#### [Request]
Identify each line in the records below that contains the word "LATEST", and copy it.

#### [Dataset]
┄┄┄┄┄┄┄┄┄┄

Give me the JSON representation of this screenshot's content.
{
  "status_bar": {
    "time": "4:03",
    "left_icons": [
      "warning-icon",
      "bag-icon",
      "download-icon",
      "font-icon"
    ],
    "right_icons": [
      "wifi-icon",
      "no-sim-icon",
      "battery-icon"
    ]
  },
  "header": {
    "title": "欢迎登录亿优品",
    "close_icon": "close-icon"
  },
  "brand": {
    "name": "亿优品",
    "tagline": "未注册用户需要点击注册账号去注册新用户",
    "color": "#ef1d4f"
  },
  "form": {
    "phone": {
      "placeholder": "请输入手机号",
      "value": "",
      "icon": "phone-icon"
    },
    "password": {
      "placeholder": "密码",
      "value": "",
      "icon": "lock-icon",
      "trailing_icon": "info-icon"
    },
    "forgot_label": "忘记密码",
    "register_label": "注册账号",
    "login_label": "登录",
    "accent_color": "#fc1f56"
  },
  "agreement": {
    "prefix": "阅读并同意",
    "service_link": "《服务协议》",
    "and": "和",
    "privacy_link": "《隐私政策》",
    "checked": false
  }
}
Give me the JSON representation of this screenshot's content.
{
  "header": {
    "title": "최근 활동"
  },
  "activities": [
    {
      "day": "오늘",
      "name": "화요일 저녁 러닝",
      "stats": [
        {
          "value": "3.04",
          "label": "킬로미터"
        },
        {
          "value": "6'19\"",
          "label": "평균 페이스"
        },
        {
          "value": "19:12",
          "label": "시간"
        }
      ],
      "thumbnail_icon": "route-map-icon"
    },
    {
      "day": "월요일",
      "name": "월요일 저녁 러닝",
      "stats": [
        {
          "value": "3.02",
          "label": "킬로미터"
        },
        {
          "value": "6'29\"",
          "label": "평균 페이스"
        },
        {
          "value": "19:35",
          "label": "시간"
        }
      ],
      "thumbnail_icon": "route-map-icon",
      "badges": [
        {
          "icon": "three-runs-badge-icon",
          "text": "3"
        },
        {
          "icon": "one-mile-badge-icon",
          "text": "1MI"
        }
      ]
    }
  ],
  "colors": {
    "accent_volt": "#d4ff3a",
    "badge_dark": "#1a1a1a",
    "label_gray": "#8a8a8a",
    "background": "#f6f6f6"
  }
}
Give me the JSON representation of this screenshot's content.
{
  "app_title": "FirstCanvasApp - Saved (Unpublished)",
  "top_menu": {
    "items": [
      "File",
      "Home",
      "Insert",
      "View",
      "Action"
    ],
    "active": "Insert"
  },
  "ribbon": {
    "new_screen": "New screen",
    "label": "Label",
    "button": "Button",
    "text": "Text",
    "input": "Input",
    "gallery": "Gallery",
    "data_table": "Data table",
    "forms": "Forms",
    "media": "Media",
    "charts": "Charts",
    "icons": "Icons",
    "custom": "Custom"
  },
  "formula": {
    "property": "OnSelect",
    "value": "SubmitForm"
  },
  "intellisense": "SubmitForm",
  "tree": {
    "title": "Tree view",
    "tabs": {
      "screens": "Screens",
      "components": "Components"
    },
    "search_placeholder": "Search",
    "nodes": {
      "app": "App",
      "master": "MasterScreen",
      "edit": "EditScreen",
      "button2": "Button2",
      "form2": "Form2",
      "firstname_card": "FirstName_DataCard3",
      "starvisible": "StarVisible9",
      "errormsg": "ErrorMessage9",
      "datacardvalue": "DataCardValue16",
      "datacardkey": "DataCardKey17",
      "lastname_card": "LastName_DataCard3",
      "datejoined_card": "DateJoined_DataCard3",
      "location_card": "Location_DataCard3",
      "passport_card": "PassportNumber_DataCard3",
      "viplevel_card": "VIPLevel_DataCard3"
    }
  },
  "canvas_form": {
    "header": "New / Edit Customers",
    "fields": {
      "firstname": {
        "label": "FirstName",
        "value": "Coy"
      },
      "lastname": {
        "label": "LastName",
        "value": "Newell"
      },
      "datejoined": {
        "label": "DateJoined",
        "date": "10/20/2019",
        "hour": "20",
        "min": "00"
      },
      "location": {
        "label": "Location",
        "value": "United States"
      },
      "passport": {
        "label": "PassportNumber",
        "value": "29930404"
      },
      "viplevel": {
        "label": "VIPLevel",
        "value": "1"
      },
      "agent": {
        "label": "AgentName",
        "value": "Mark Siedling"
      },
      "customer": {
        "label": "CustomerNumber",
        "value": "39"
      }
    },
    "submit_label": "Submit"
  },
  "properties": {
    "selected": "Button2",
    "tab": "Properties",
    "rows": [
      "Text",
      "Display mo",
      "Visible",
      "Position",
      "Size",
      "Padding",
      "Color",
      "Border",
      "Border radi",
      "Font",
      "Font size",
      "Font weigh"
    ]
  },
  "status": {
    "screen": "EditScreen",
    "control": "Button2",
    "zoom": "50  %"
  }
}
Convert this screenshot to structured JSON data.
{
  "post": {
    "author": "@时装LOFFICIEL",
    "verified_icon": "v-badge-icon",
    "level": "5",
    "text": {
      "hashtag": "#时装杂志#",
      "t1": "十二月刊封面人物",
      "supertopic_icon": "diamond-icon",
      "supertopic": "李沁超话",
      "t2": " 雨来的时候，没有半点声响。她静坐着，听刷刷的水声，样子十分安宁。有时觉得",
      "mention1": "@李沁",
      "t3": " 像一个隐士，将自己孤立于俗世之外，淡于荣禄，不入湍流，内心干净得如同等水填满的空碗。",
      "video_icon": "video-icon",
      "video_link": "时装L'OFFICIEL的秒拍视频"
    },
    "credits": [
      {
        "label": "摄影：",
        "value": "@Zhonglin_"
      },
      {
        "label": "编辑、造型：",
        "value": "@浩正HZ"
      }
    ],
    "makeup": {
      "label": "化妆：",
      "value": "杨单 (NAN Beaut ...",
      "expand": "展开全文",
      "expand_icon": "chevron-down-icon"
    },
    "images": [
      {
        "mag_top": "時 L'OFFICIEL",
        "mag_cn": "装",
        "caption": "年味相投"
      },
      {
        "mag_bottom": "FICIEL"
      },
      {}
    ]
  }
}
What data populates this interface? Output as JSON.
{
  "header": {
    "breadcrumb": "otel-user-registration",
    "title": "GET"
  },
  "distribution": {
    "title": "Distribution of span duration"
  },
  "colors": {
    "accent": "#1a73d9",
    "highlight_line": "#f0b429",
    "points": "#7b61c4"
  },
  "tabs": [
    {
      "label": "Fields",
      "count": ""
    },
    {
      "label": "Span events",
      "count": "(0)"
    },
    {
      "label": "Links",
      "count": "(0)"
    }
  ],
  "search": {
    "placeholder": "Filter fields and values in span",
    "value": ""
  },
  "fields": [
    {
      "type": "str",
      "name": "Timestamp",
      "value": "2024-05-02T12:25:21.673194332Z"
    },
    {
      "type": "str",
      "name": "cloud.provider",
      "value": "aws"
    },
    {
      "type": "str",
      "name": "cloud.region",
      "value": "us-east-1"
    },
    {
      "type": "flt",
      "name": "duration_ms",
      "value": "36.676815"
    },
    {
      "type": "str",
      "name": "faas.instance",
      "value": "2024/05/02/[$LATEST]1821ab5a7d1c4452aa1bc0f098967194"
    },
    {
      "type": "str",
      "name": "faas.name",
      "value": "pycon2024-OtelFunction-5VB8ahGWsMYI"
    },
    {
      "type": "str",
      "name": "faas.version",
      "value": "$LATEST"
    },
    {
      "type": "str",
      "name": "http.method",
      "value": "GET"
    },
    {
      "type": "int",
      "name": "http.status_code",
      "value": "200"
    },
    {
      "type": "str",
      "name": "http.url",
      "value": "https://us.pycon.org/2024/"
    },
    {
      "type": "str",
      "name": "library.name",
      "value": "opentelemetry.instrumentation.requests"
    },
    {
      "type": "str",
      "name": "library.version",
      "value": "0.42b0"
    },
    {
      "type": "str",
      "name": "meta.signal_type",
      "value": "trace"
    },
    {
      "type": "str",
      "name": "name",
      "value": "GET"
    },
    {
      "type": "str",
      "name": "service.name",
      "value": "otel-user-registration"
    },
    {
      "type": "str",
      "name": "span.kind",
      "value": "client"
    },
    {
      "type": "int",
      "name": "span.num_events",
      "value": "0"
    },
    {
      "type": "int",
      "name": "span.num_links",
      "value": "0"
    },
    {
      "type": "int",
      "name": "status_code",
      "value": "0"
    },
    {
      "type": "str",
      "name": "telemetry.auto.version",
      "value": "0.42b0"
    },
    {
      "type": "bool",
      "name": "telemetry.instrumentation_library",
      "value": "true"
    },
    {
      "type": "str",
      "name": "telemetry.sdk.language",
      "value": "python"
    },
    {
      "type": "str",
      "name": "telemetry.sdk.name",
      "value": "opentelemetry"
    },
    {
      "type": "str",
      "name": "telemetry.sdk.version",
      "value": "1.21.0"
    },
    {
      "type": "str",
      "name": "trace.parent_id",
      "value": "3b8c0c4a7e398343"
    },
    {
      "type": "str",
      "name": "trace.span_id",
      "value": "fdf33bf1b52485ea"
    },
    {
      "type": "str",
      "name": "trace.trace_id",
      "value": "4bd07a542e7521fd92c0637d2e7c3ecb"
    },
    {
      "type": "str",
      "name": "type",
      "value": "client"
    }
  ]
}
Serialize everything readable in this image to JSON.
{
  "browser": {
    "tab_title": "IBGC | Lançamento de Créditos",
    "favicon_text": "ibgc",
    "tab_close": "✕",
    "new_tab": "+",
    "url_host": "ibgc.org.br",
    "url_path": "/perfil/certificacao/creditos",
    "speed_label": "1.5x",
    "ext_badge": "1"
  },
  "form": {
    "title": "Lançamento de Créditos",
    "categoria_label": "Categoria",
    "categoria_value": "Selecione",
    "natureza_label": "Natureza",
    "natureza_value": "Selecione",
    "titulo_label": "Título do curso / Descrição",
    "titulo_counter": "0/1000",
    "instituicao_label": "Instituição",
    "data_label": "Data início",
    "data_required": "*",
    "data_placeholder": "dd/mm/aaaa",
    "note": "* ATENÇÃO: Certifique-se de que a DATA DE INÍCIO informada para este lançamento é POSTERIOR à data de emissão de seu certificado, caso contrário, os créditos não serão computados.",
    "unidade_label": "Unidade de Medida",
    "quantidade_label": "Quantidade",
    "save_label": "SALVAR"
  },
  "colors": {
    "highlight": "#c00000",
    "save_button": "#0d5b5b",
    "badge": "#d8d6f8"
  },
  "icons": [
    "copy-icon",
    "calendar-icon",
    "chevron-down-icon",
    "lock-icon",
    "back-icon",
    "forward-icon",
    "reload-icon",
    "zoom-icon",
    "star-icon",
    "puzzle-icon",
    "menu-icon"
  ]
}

┄┄┄┄┄┄┄┄┄┄

#### [Solution for this exercise]
      "value": "2024/05/02/[$LATEST]1821ab5a7d1c4452aa1bc0f098967194"
      "value": "$LATEST"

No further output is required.